-- GIVEN REQUEST --
Find the lines with "icon" in them and copy them out.

[Entries taken from a collection]
┄┄┄┄┄┄

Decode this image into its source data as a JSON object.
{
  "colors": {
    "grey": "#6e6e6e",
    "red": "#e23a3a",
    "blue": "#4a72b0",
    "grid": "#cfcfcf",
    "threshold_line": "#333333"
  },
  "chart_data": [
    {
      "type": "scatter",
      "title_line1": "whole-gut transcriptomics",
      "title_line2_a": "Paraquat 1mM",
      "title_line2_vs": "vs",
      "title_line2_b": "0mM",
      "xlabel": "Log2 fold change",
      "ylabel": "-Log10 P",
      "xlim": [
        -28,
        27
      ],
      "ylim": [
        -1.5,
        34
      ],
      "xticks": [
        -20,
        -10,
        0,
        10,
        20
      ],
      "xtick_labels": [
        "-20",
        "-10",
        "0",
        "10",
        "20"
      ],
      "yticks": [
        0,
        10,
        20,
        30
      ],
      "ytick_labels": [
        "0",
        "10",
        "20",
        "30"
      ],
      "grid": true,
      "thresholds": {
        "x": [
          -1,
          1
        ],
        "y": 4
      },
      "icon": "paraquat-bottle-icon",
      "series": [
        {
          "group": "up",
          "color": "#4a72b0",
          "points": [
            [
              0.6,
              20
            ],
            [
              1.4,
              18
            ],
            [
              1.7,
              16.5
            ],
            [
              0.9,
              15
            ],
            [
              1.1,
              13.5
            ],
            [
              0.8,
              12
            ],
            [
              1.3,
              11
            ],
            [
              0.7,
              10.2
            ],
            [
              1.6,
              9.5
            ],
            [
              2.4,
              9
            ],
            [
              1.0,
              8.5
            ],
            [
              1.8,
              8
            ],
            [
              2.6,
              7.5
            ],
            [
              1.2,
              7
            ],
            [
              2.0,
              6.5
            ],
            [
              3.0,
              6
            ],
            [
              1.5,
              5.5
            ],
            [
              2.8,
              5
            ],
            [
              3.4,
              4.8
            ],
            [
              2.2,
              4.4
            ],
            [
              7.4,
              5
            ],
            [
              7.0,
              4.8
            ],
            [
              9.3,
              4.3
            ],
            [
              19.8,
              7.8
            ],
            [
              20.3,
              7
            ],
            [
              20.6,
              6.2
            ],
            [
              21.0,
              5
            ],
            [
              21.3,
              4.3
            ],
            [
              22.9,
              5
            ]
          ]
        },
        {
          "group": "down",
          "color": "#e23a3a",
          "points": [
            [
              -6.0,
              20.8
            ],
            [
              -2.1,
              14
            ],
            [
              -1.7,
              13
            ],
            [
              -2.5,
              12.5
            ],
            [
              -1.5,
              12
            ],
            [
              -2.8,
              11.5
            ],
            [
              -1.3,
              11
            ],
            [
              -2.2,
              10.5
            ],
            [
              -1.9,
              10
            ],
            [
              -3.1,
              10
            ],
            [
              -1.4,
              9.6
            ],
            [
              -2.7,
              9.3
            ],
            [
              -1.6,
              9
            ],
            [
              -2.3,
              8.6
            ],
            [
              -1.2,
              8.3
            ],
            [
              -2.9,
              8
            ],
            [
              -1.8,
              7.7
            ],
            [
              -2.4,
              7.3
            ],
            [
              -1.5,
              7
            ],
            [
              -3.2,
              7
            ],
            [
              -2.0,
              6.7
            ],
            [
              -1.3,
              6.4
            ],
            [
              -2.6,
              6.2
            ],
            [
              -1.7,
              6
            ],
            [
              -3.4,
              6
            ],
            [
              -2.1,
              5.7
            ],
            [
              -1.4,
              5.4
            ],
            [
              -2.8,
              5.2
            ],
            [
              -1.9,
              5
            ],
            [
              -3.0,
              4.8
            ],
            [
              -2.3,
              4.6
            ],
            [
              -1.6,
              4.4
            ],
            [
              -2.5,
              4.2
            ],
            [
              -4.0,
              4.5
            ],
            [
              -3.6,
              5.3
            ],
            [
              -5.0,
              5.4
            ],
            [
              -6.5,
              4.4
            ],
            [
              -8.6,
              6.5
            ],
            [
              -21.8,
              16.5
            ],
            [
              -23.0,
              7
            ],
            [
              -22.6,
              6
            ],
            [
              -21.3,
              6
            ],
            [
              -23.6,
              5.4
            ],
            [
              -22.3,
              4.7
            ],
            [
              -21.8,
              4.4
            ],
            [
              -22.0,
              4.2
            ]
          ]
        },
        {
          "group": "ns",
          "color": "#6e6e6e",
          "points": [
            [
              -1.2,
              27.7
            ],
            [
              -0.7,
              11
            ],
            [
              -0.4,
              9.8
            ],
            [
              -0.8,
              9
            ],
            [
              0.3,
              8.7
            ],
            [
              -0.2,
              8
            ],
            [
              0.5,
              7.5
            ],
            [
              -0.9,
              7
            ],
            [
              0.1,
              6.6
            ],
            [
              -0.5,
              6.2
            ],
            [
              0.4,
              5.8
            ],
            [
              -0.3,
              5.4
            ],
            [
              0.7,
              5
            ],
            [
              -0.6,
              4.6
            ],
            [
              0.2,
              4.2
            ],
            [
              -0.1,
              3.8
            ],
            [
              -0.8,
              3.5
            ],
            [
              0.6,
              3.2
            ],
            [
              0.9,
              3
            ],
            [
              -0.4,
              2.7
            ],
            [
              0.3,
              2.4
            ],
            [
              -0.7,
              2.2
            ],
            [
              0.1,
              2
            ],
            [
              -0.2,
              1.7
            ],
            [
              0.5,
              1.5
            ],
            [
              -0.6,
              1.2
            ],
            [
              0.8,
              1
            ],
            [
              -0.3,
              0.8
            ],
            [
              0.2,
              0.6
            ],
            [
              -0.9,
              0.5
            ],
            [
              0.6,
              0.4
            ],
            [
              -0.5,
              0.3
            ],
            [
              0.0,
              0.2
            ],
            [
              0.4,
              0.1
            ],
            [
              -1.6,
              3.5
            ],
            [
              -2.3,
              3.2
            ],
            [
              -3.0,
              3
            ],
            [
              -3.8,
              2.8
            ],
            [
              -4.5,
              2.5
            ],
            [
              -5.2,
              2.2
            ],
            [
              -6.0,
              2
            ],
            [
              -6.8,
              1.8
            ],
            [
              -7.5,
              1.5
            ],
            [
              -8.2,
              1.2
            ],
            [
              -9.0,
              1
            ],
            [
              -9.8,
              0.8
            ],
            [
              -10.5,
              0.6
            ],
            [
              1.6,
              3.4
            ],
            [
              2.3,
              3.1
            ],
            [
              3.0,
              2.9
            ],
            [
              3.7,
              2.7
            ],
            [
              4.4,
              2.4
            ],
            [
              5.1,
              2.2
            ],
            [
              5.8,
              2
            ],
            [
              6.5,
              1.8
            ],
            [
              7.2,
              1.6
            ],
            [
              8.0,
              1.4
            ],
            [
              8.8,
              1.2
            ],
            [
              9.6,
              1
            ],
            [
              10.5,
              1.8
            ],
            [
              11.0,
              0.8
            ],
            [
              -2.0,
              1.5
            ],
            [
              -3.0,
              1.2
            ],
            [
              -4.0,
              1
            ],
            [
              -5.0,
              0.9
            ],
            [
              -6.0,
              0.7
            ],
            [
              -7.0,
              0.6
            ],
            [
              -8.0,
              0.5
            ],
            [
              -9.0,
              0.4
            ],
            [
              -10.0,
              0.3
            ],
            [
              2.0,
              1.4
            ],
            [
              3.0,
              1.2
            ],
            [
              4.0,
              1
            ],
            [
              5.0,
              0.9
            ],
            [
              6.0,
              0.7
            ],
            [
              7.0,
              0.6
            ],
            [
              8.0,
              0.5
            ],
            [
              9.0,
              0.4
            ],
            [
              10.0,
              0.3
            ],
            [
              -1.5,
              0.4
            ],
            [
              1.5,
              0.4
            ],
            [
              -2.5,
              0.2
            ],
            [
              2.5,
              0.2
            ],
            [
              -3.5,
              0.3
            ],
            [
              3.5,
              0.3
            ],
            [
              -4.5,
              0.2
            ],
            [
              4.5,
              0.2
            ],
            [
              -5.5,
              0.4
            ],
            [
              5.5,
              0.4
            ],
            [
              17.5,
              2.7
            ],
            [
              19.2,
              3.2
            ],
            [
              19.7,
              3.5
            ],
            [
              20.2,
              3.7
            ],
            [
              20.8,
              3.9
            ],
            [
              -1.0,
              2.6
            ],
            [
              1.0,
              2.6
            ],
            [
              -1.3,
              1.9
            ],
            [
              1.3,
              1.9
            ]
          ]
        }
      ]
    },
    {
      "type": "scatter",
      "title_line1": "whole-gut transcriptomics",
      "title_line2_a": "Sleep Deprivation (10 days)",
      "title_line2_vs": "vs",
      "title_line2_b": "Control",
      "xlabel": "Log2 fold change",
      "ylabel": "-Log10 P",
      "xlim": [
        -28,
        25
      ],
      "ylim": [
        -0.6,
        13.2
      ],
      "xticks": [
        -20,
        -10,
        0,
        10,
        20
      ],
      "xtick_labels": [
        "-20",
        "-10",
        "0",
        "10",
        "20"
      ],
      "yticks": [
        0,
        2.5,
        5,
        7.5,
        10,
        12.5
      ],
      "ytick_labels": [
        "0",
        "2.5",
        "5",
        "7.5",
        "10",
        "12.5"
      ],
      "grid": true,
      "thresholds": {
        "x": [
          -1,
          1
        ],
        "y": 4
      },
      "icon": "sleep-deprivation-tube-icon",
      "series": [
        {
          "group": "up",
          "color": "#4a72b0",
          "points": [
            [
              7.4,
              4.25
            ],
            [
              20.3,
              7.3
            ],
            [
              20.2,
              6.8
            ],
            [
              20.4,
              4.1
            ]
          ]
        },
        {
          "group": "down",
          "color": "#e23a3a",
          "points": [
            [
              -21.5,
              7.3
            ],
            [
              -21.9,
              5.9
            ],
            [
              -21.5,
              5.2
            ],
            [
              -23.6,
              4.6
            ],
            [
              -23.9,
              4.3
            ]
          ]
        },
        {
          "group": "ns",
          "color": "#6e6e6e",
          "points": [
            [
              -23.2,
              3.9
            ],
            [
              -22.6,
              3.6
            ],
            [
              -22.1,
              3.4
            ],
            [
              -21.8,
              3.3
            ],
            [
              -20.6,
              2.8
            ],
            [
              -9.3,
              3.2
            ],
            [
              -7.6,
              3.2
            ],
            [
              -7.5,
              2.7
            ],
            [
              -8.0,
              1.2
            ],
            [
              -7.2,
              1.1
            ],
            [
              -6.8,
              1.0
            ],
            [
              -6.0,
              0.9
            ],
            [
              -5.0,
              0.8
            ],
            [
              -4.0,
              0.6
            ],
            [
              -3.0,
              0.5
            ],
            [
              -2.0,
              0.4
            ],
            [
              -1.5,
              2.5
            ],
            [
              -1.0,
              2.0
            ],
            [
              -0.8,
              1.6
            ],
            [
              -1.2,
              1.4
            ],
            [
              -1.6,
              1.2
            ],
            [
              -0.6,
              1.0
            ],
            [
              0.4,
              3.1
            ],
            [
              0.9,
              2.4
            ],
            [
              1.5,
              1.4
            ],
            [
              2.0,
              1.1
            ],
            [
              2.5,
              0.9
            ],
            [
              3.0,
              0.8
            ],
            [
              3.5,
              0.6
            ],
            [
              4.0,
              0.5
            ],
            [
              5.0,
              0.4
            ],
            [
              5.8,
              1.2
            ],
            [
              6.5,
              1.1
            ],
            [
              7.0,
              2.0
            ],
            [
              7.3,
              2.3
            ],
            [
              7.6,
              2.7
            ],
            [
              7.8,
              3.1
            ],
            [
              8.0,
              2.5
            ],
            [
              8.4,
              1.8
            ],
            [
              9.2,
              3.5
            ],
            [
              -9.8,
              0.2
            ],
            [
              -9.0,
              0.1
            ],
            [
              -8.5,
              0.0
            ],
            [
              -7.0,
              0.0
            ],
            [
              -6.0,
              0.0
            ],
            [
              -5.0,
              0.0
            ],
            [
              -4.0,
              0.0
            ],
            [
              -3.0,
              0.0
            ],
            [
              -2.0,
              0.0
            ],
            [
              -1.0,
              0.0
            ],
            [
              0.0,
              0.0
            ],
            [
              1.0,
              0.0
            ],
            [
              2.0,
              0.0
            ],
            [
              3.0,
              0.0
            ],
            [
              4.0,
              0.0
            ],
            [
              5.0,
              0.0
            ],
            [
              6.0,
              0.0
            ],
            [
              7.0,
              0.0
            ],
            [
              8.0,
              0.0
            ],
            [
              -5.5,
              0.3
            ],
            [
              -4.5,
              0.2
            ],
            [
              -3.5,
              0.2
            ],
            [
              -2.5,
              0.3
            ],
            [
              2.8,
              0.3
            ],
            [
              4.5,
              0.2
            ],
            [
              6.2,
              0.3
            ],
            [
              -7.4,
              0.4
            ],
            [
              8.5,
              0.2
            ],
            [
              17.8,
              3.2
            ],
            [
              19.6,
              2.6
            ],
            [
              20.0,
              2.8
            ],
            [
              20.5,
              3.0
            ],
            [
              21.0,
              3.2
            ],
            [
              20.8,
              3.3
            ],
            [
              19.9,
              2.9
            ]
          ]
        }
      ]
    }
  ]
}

┄┄┄┄┄┄

-- TASK RESULT --
      "icon": "paraquat-bottle-icon",
      "icon": "sleep-deprivation-tube-icon",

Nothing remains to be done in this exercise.